* Data to process *
>>>

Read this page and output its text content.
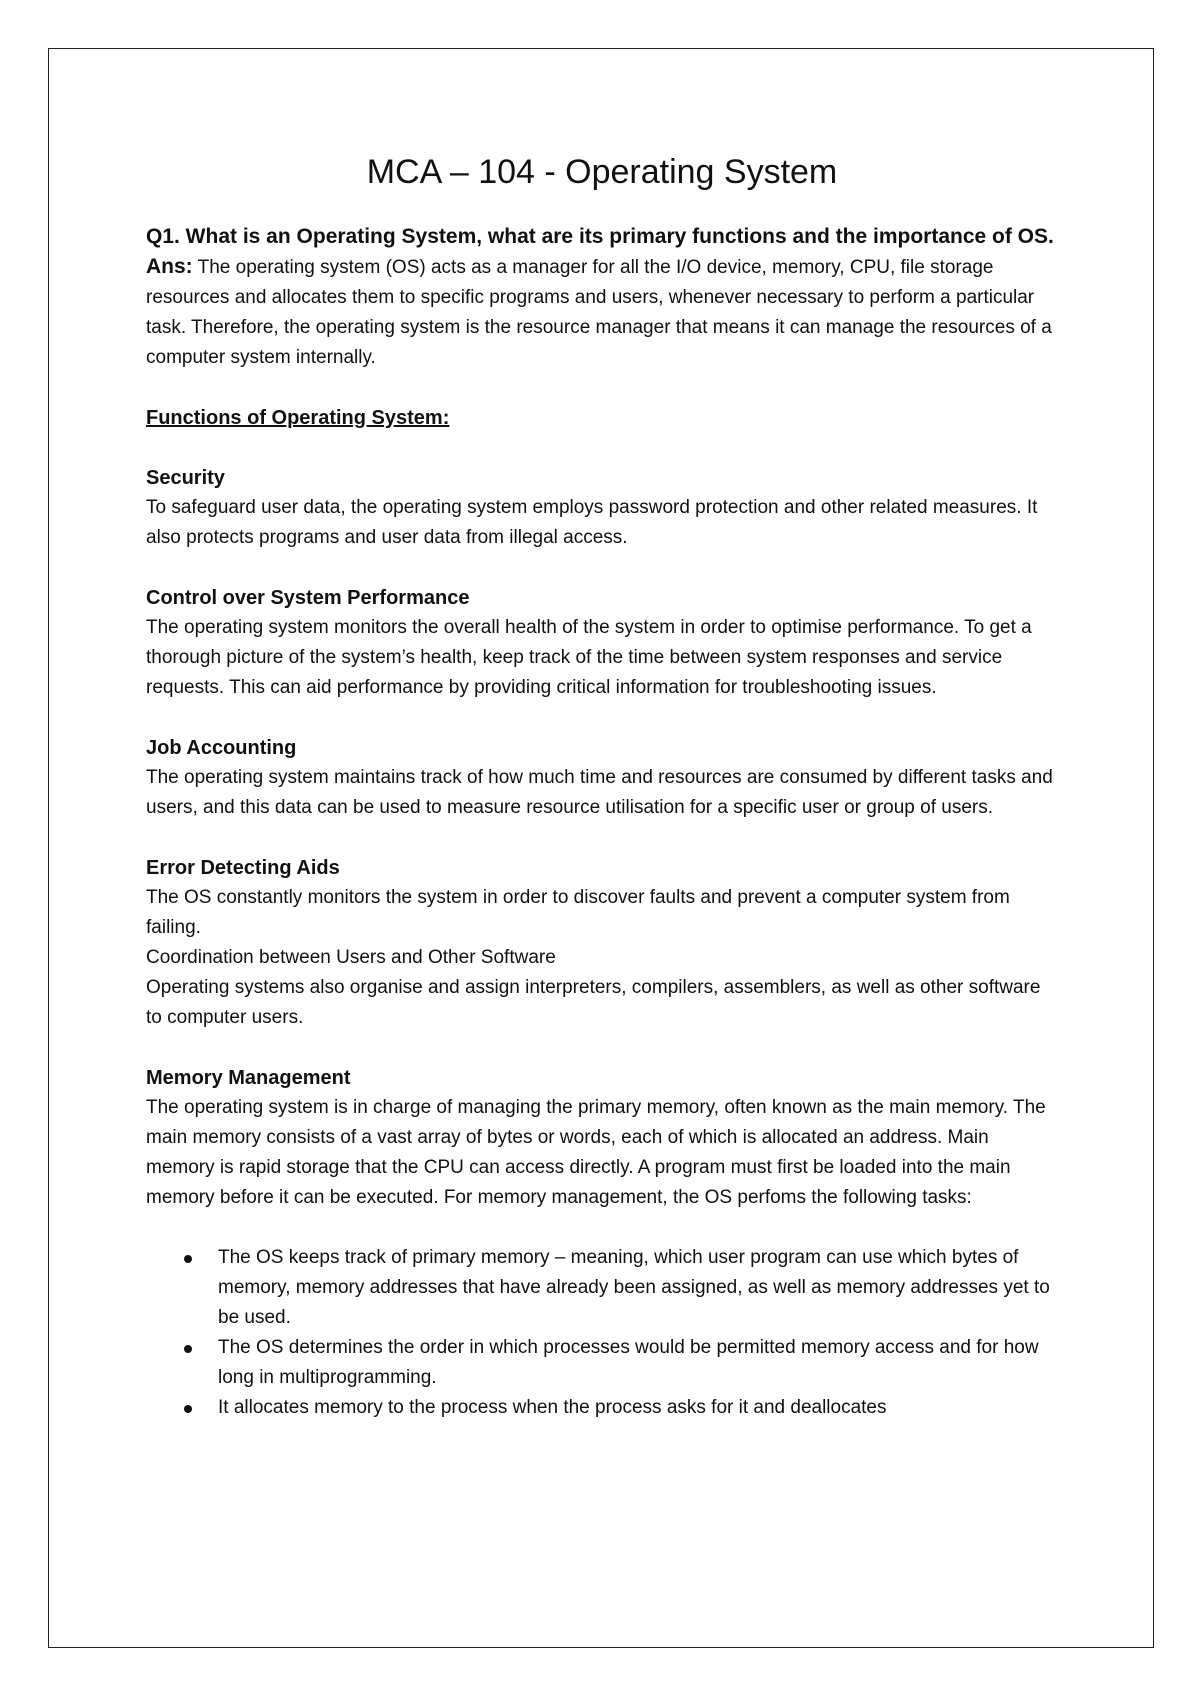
MCA – 104 - Operating System

Q1. What is an Operating System, what are its primary functions and the importance of OS.

Ans: The operating system (OS) acts as a manager for all the I/O device, memory, CPU, file storage resources and allocates them to specific programs and users, whenever necessary to perform a particular task. Therefore, the operating system is the resource manager that means it can manage the resources of a computer system internally.

Functions of Operating System:

Security

To safeguard user data, the operating system employs password protection and other related measures. It also protects programs and user data from illegal access.

Control over System Performance

The operating system monitors the overall health of the system in order to optimise performance. To get a thorough picture of the system’s health, keep track of the time between system responses and service requests. This can aid performance by providing critical information for troubleshooting issues.

Job Accounting

The operating system maintains track of how much time and resources are consumed by different tasks and users, and this data can be used to measure resource utilisation for a specific user or group of users.

Error Detecting Aids

The OS constantly monitors the system in order to discover faults and prevent a computer system from failing.

Coordination between Users and Other Software

Operating systems also organise and assign interpreters, compilers, assemblers, as well as other software to computer users.

Memory Management

The operating system is in charge of managing the primary memory, often known as the main memory. The main memory consists of a vast array of bytes or words, each of which is allocated an address. Main memory is rapid storage that the CPU can access directly. A program must first be loaded into the main memory before it can be executed. For memory management, the OS perfoms the following tasks:

The OS keeps track of primary memory – meaning, which user program can use which bytes of memory, memory addresses that have already been assigned, as well as memory addresses yet to be used.
The OS determines the order in which processes would be permitted memory access and for how long in multiprogramming.
It allocates memory to the process when the process asks for it and deallocates
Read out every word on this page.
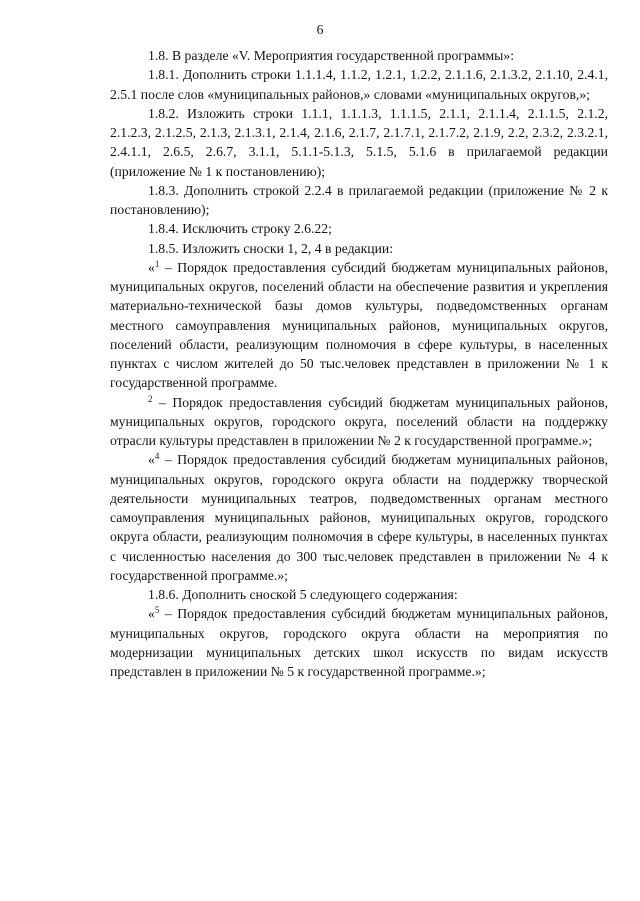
6

1.8. В разделе «V. Мероприятия государственной программы»:

1.8.1. Дополнить строки 1.1.1.4, 1.1.2, 1.2.1, 1.2.2, 2.1.1.6, 2.1.3.2, 2.1.10, 2.4.1, 2.5.1 после слов «муниципальных районов,» словами «муниципальных округов,»;

1.8.2. Изложить строки 1.1.1, 1.1.1.3, 1.1.1.5, 2.1.1, 2.1.1.4, 2.1.1.5, 2.1.2, 2.1.2.3, 2.1.2.5, 2.1.3, 2.1.3.1, 2.1.4, 2.1.6, 2.1.7, 2.1.7.1, 2.1.7.2, 2.1.9, 2.2, 2.3.2, 2.3.2.1, 2.4.1.1, 2.6.5, 2.6.7, 3.1.1, 5.1.1-5.1.3, 5.1.5, 5.1.6 в прилагаемой редакции (приложение № 1 к постановлению);

1.8.3. Дополнить строкой 2.2.4 в прилагаемой редакции (приложение № 2 к постановлению);

1.8.4. Исключить строку 2.6.22;

1.8.5. Изложить сноски 1, 2, 4 в редакции:

«$^1$ – Порядок предоставления субсидий бюджетам муниципальных районов, муниципальных округов, поселений области на обеспечение развития и укрепления материально-технической базы домов культуры, подведомственных органам местного самоуправления муниципальных районов, муниципальных округов, поселений области, реализующим полномочия в сфере культуры, в населенных пунктах с числом жителей до 50 тыс.человек представлен в приложении № 1 к государственной программе.

$^2$ – Порядок предоставления субсидий бюджетам муниципальных районов, муниципальных округов, городского округа, поселений области на поддержку отрасли культуры представлен в приложении № 2 к государственной программе.»;

«$^4$ – Порядок предоставления субсидий бюджетам муниципальных районов, муниципальных округов, городского округа области на поддержку творческой деятельности муниципальных театров, подведомственных органам местного самоуправления муниципальных районов, муниципальных округов, городского округа области, реализующим полномочия в сфере культуры, в населенных пунктах с численностью населения до 300 тыс.человек представлен в приложении № 4 к государственной программе.»;

1.8.6. Дополнить сноской 5 следующего содержания:

«$^5$ – Порядок предоставления субсидий бюджетам муниципальных районов, муниципальных округов, городского округа области на мероприятия по модернизации муниципальных детских школ искусств по видам искусств представлен в приложении № 5 к государственной программе.»;
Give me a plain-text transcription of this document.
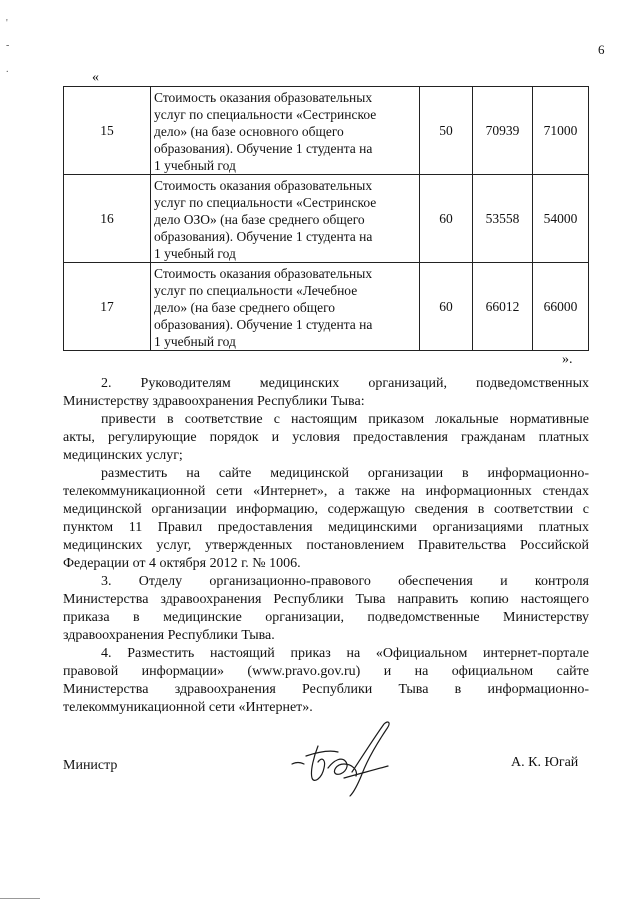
'
-
.
6
«
15	Стоимость оказания образовательных
услуг по специальности «Сестринское
дело» (на базе основного общего
образования). Обучение 1 студента на
1 учебный год	50	70939	71000
16	Стоимость оказания образовательных
услуг по специальности «Сестринское
дело ОЗО» (на базе среднего общего
образования). Обучение 1 студента на
1 учебный год	60	53558	54000
17	Стоимость оказания образовательных
услуг по специальности «Лечебное
дело» (на базе среднего общего
образования). Обучение 1 студента на
1 учебный год	60	66012	66000
».
2. Руководителям медицинских организаций, подведомственных
Министерству здравоохранения Республики Тыва:
привести в соответствие с настоящим приказом локальные нормативные
акты, регулирующие порядок и условия предоставления гражданам платных
медицинских услуг;
разместить на сайте медицинской организации в информационно-
телекоммуникационной сети «Интернет», а также на информационных стендах
медицинской организации информацию, содержащую сведения в соответствии с
пунктом 11 Правил предоставления медицинскими организациями платных
медицинских услуг, утвержденных постановлением Правительства Российской
Федерации от 4 октября 2012 г. № 1006.
3. Отделу организационно-правового обеспечения и контроля
Министерства здравоохранения Республики Тыва направить копию настоящего
приказа в медицинские организации, подведомственные Министерству
здравоохранения Республики Тыва.
4. Разместить настоящий приказ на «Официальном интернет-портале
правовой информации» (www.pravo.gov.ru) и на официальном сайте
Министерства здравоохранения Республики Тыва в информационно-
телекоммуникационной сети «Интернет».
Министр	А. К. Югай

<<<

* Task statement *
Will you set down the records word for word while leaving out every picture?

* Answer below *
Read this page and output its text content.
MCA – 104 - Operating System

Q1. What is an Operating System, what are its primary functions and the importance of OS.

Ans: The operating system (OS) acts as a manager for all the I/O device, memory, CPU, file storage resources and allocates them to specific programs and users, whenever necessary to perform a particular task. Therefore, the operating system is the resource manager that means it can manage the resources of a computer system internally.

Functions of Operating System:

Security

To safeguard user data, the operating system employs password protection and other related measures. It also protects programs and user data from illegal access.

Control over System Performance

The operating system monitors the overall health of the system in order to optimise performance. To get a thorough picture of the system’s health, keep track of the time between system responses and service requests. This can aid performance by providing critical information for troubleshooting issues.

Job Accounting

The operating system maintains track of how much time and resources are consumed by different tasks and users, and this data can be used to measure resource utilisation for a specific user or group of users.

Error Detecting Aids

The OS constantly monitors the system in order to discover faults and prevent a computer system from failing.

Coordination between Users and Other Software

Operating systems also organise and assign interpreters, compilers, assemblers, as well as other software to computer users.

Memory Management

The operating system is in charge of managing the primary memory, often known as the main memory. The main memory consists of a vast array of bytes or words, each of which is allocated an address. Main memory is rapid storage that the CPU can access directly. A program must first be loaded into the main memory before it can be executed. For memory management, the OS perfoms the following tasks:

The OS keeps track of primary memory – meaning, which user program can use which bytes of memory, memory addresses that have already been assigned, as well as memory addresses yet to be used.
The OS determines the order in which processes would be permitted memory access and for how long in multiprogramming.
It allocates memory to the process when the process asks for it and deallocates
Read out every word on this page.
6

1.8. В разделе «V. Мероприятия государственной программы»:

1.8.1. Дополнить строки 1.1.1.4, 1.1.2, 1.2.1, 1.2.2, 2.1.1.6, 2.1.3.2, 2.1.10, 2.4.1, 2.5.1 после слов «муниципальных районов,» словами «муниципальных округов,»;

1.8.2. Изложить строки 1.1.1, 1.1.1.3, 1.1.1.5, 2.1.1, 2.1.1.4, 2.1.1.5, 2.1.2, 2.1.2.3, 2.1.2.5, 2.1.3, 2.1.3.1, 2.1.4, 2.1.6, 2.1.7, 2.1.7.1, 2.1.7.2, 2.1.9, 2.2, 2.3.2, 2.3.2.1, 2.4.1.1, 2.6.5, 2.6.7, 3.1.1, 5.1.1-5.1.3, 5.1.5, 5.1.6 в прилагаемой редакции (приложение № 1 к постановлению);

1.8.3. Дополнить строкой 2.2.4 в прилагаемой редакции (приложение № 2 к постановлению);

1.8.4. Исключить строку 2.6.22;

1.8.5. Изложить сноски 1, 2, 4 в редакции:

«$^1$ – Порядок предоставления субсидий бюджетам муниципальных районов, муниципальных округов, поселений области на обеспечение развития и укрепления материально-технической базы домов культуры, подведомственных органам местного самоуправления муниципальных районов, муниципальных округов, поселений области, реализующим полномочия в сфере культуры, в населенных пунктах с числом жителей до 50 тыс.человек представлен в приложении № 1 к государственной программе.

$^2$ – Порядок предоставления субсидий бюджетам муниципальных районов, муниципальных округов, городского округа, поселений области на поддержку отрасли культуры представлен в приложении № 2 к государственной программе.»;

«$^4$ – Порядок предоставления субсидий бюджетам муниципальных районов, муниципальных округов, городского округа области на поддержку творческой деятельности муниципальных театров, подведомственных органам местного самоуправления муниципальных районов, муниципальных округов, городского округа области, реализующим полномочия в сфере культуры, в населенных пунктах с численностью населения до 300 тыс.человек представлен в приложении № 4 к государственной программе.»;

1.8.6. Дополнить сноской 5 следующего содержания:

«$^5$ – Порядок предоставления субсидий бюджетам муниципальных районов, муниципальных округов, городского округа области на мероприятия по модернизации муниципальных детских школ искусств по видам искусств представлен в приложении № 5 к государственной программе.»;
Give me a plain-text transcription of this document.
'
-
.
6
«
15	Стоимость оказания образовательных
услуг по специальности «Сестринское
дело» (на базе основного общего
образования). Обучение 1 студента на
1 учебный год	50	70939	71000
16	Стоимость оказания образовательных
услуг по специальности «Сестринское
дело ОЗО» (на базе среднего общего
образования). Обучение 1 студента на
1 учебный год	60	53558	54000
17	Стоимость оказания образовательных
услуг по специальности «Лечебное
дело» (на базе среднего общего
образования). Обучение 1 студента на
1 учебный год	60	66012	66000
».
2. Руководителям медицинских организаций, подведомственных
Министерству здравоохранения Республики Тыва:
привести в соответствие с настоящим приказом локальные нормативные
акты, регулирующие порядок и условия предоставления гражданам платных
медицинских услуг;
разместить на сайте медицинской организации в информационно-
телекоммуникационной сети «Интернет», а также на информационных стендах
медицинской организации информацию, содержащую сведения в соответствии с
пунктом 11 Правил предоставления медицинскими организациями платных
медицинских услуг, утвержденных постановлением Правительства Российской
Федерации от 4 октября 2012 г. № 1006.
3. Отделу организационно-правового обеспечения и контроля
Министерства здравоохранения Республики Тыва направить копию настоящего
приказа в медицинские организации, подведомственные Министерству
здравоохранения Республики Тыва.
4. Разместить настоящий приказ на «Официальном интернет-портале
правовой информации» (www.pravo.gov.ru) и на официальном сайте
Министерства здравоохранения Республики Тыва в информационно-
телекоммуникационной сети «Интернет».
Министр	А. К. Югай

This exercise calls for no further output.